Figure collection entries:
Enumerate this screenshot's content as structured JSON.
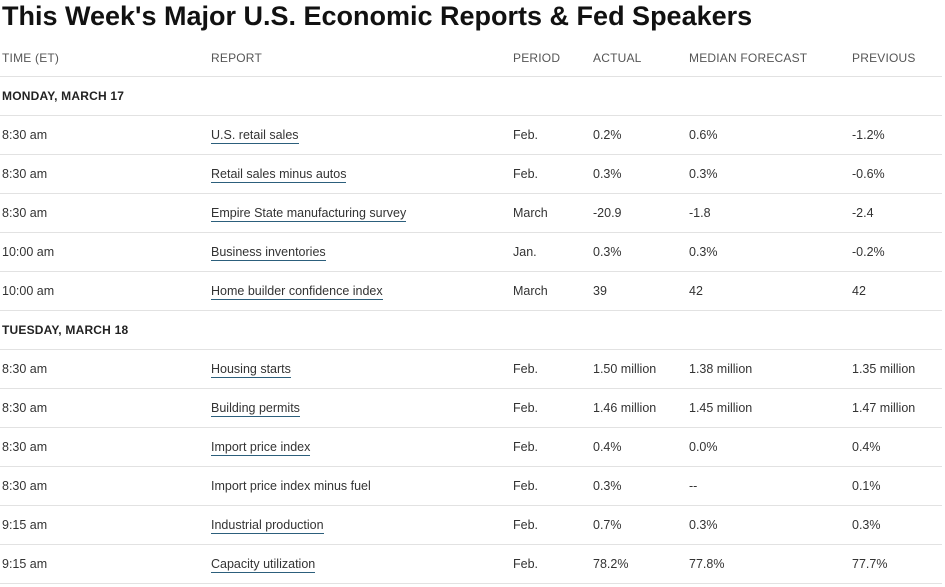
{
  "title": "This Week's Major U.S. Economic Reports & Fed Speakers",
  "headers": {
    "time": "TIME (ET)",
    "report": "REPORT",
    "period": "PERIOD",
    "actual": "ACTUAL",
    "median": "MEDIAN FORECAST",
    "previous": "PREVIOUS"
  },
  "days": [
    {
      "label": "MONDAY, MARCH 17",
      "rows": [
        {
          "time": "8:30 am",
          "report": "U.S. retail sales",
          "link": true,
          "period": "Feb.",
          "actual": "0.2%",
          "median": "0.6%",
          "previous": "-1.2%"
        },
        {
          "time": "8:30 am",
          "report": "Retail sales minus autos",
          "link": true,
          "period": "Feb.",
          "actual": "0.3%",
          "median": "0.3%",
          "previous": "-0.6%"
        },
        {
          "time": "8:30 am",
          "report": "Empire State manufacturing survey",
          "link": true,
          "period": "March",
          "actual": "-20.9",
          "median": "-1.8",
          "previous": "-2.4"
        },
        {
          "time": "10:00 am",
          "report": "Business inventories",
          "link": true,
          "period": "Jan.",
          "actual": "0.3%",
          "median": "0.3%",
          "previous": "-0.2%"
        },
        {
          "time": "10:00 am",
          "report": "Home builder confidence index",
          "link": true,
          "period": "March",
          "actual": "39",
          "median": "42",
          "previous": "42"
        }
      ]
    },
    {
      "label": "TUESDAY, MARCH 18",
      "rows": [
        {
          "time": "8:30 am",
          "report": "Housing starts",
          "link": true,
          "period": "Feb.",
          "actual": "1.50 million",
          "median": "1.38 million",
          "previous": "1.35 million"
        },
        {
          "time": "8:30 am",
          "report": "Building permits",
          "link": true,
          "period": "Feb.",
          "actual": "1.46 million",
          "median": "1.45 million",
          "previous": "1.47 million"
        },
        {
          "time": "8:30 am",
          "report": "Import price index",
          "link": true,
          "period": "Feb.",
          "actual": "0.4%",
          "median": "0.0%",
          "previous": "0.4%"
        },
        {
          "time": "8:30 am",
          "report": "Import price index minus fuel",
          "link": false,
          "period": "Feb.",
          "actual": "0.3%",
          "median": "--",
          "previous": "0.1%"
        },
        {
          "time": "9:15 am",
          "report": "Industrial production",
          "link": true,
          "period": "Feb.",
          "actual": "0.7%",
          "median": "0.3%",
          "previous": "0.3%"
        },
        {
          "time": "9:15 am",
          "report": "Capacity utilization",
          "link": true,
          "period": "Feb.",
          "actual": "78.2%",
          "median": "77.8%",
          "previous": "77.7%"
        }
      ]
    }
  ]
}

▸ **EXERCISE DIRECTIONS**
Copy the records word for word, leaving no picture in the copy.

▸ **EXERCISE RESPONSE**
Enumerate this screenshot's content as structured JSON.
{
  "title": "This Week's Major U.S. Economic Reports & Fed Speakers",
  "headers": {
    "time": "TIME (ET)",
    "report": "REPORT",
    "period": "PERIOD",
    "actual": "ACTUAL",
    "median": "MEDIAN FORECAST",
    "previous": "PREVIOUS"
  },
  "days": [
    {
      "label": "MONDAY, MARCH 17",
      "rows": [
        {
          "time": "8:30 am",
          "report": "U.S. retail sales",
          "link": true,
          "period": "Feb.",
          "actual": "0.2%",
          "median": "0.6%",
          "previous": "-1.2%"
        },
        {
          "time": "8:30 am",
          "report": "Retail sales minus autos",
          "link": true,
          "period": "Feb.",
          "actual": "0.3%",
          "median": "0.3%",
          "previous": "-0.6%"
        },
        {
          "time": "8:30 am",
          "report": "Empire State manufacturing survey",
          "link": true,
          "period": "March",
          "actual": "-20.9",
          "median": "-1.8",
          "previous": "-2.4"
        },
        {
          "time": "10:00 am",
          "report": "Business inventories",
          "link": true,
          "period": "Jan.",
          "actual": "0.3%",
          "median": "0.3%",
          "previous": "-0.2%"
        },
        {
          "time": "10:00 am",
          "report": "Home builder confidence index",
          "link": true,
          "period": "March",
          "actual": "39",
          "median": "42",
          "previous": "42"
        }
      ]
    },
    {
      "label": "TUESDAY, MARCH 18",
      "rows": [
        {
          "time": "8:30 am",
          "report": "Housing starts",
          "link": true,
          "period": "Feb.",
          "actual": "1.50 million",
          "median": "1.38 million",
          "previous": "1.35 million"
        },
        {
          "time": "8:30 am",
          "report": "Building permits",
          "link": true,
          "period": "Feb.",
          "actual": "1.46 million",
          "median": "1.45 million",
          "previous": "1.47 million"
        },
        {
          "time": "8:30 am",
          "report": "Import price index",
          "link": true,
          "period": "Feb.",
          "actual": "0.4%",
          "median": "0.0%",
          "previous": "0.4%"
        },
        {
          "time": "8:30 am",
          "report": "Import price index minus fuel",
          "link": false,
          "period": "Feb.",
          "actual": "0.3%",
          "median": "--",
          "previous": "0.1%"
        },
        {
          "time": "9:15 am",
          "report": "Industrial production",
          "link": true,
          "period": "Feb.",
          "actual": "0.7%",
          "median": "0.3%",
          "previous": "0.3%"
        },
        {
          "time": "9:15 am",
          "report": "Capacity utilization",
          "link": true,
          "period": "Feb.",
          "actual": "78.2%",
          "median": "77.8%",
          "previous": "77.7%"
        }
      ]
    }
  ]
}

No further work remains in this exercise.